*Requirement 1*. Reproduce word for word the stretch of the post about waiting for a proposal from "I think a conscious" through "of the house!".

*Extract to read*.
--- begin ---

- 6 years ago
- Wedding: September 2014
Gosh this is so hard to word. Please bare with me guys.
Ladies, I know waiting is hard. I know it makes us do and say crazy things to our otherwise amazing SOs. But I want to tell you it does get better.
I think a conscious shift in our approach to “waiting” needs to happen so we can continue to enjoy our relationships.
I hereby re-dub “the waiting period” to “re-courtship”.
Be happy ladies! Your SO doesn’t want to propose a miserable grump. Be happy and enjoy the time you have together. Make a bigger effort to go on dates or get in the date mood. I know lazing around at home seems fine but those walls can close in real quick. Get out of the house!
Been together a longtime? That finger been itching? Shake it off and look into the face of your SO. Do you love this person? Do they love you? Is this certain? Have you spoken on the future and you guys are on the same page? If all answers are ‘Yes’ then RELAX! It’ll happen! Lots of people believe getting married or having a wedding will fix you or your relationship or your credit score but whatever problems that are in your relationship won’t go away when you walk down the isle. So don’t use a proposal or wedding or marriage to glue your relationship back together if you are already having problems. Trust me, if you are having problems in your relationship, they won’t fly away once the ring is on your finger.

--- end ---

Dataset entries
--- begin ---

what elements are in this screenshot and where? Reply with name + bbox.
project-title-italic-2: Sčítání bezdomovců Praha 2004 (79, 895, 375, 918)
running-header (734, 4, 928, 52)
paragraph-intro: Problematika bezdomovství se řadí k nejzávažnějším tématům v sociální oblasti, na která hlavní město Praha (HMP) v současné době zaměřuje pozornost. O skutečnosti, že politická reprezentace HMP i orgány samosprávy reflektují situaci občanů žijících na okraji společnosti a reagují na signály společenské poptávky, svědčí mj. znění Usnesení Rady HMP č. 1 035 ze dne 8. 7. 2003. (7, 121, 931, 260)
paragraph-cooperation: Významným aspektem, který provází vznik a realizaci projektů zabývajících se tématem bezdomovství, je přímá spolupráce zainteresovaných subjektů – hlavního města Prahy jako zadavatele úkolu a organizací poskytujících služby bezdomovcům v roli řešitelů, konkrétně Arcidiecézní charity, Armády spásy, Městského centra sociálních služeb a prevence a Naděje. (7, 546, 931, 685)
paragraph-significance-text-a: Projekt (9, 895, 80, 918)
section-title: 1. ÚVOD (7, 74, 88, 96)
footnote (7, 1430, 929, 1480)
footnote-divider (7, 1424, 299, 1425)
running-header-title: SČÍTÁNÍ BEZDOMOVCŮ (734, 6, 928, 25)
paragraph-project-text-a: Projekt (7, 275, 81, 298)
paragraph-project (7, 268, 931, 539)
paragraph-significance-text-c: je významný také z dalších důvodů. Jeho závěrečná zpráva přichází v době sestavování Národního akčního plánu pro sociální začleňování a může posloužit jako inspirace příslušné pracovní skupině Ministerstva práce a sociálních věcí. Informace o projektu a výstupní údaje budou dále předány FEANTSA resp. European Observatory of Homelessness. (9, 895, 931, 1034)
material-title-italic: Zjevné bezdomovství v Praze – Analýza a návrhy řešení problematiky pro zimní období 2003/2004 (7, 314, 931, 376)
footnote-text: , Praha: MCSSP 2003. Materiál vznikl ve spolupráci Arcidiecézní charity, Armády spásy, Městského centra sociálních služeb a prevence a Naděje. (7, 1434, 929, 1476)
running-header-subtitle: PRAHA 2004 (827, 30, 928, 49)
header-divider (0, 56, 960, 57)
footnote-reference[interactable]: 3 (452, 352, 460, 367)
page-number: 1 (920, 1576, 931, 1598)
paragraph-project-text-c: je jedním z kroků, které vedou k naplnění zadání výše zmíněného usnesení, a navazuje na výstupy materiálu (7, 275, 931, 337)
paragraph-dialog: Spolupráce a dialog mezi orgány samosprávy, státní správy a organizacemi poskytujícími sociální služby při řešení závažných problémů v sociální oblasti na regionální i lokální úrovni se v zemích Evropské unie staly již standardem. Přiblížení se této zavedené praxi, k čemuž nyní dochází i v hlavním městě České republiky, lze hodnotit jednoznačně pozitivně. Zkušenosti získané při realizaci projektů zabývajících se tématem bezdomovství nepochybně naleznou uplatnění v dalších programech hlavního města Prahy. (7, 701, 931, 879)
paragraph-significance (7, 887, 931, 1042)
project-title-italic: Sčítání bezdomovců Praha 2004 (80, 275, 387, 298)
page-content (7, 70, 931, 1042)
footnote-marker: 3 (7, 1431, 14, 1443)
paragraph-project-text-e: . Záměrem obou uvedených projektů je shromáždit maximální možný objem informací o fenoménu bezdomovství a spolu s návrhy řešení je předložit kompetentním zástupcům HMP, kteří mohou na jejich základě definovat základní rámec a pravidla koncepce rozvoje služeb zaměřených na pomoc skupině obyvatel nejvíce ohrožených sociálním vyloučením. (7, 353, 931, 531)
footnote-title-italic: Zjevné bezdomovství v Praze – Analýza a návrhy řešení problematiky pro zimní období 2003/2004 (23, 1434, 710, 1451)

--- end ---

*Requirement 2*. Quote the stretch of the records from their start through the line containing "running-header-title: SČÍTÁNÍ BEZDOMOVCŮ".

*Full answer 1*.
I think a conscious shift in our approach to “waiting” needs to happen so we can continue to enjoy our relationships.
I hereby re-dub “the waiting period” to “re-courtship”.
Be happy ladies! Your SO doesn’t want to propose a miserable grump. Be happy and enjoy the time you have together. Make a bigger effort to go on dates or get in the date mood. I know lazing around at home seems fine but those walls can close in real quick. Get out of the house!

*Full answer 2*.
what elements are in this screenshot and where? Reply with name + bbox.
project-title-italic-2: Sčítání bezdomovců Praha 2004 (79, 895, 375, 918)
running-header (734, 4, 928, 52)
paragraph-intro: Problematika bezdomovství se řadí k nejzávažnějším tématům v sociální oblasti, na která hlavní město Praha (HMP) v současné době zaměřuje pozornost. O skutečnosti, že politická reprezentace HMP i orgány samosprávy reflektují situaci občanů žijících na okraji společnosti a reagují na signály společenské poptávky, svědčí mj. znění Usnesení Rady HMP č. 1 035 ze dne 8. 7. 2003. (7, 121, 931, 260)
paragraph-cooperation: Významným aspektem, který provází vznik a realizaci projektů zabývajících se tématem bezdomovství, je přímá spolupráce zainteresovaných subjektů – hlavního města Prahy jako zadavatele úkolu a organizací poskytujících služby bezdomovcům v roli řešitelů, konkrétně Arcidiecézní charity, Armády spásy, Městského centra sociálních služeb a prevence a Naděje. (7, 546, 931, 685)
paragraph-significance-text-a: Projekt (9, 895, 80, 918)
section-title: 1. ÚVOD (7, 74, 88, 96)
footnote (7, 1430, 929, 1480)
footnote-divider (7, 1424, 299, 1425)
running-header-title: SČÍTÁNÍ BEZDOMOVCŮ (734, 6, 928, 25)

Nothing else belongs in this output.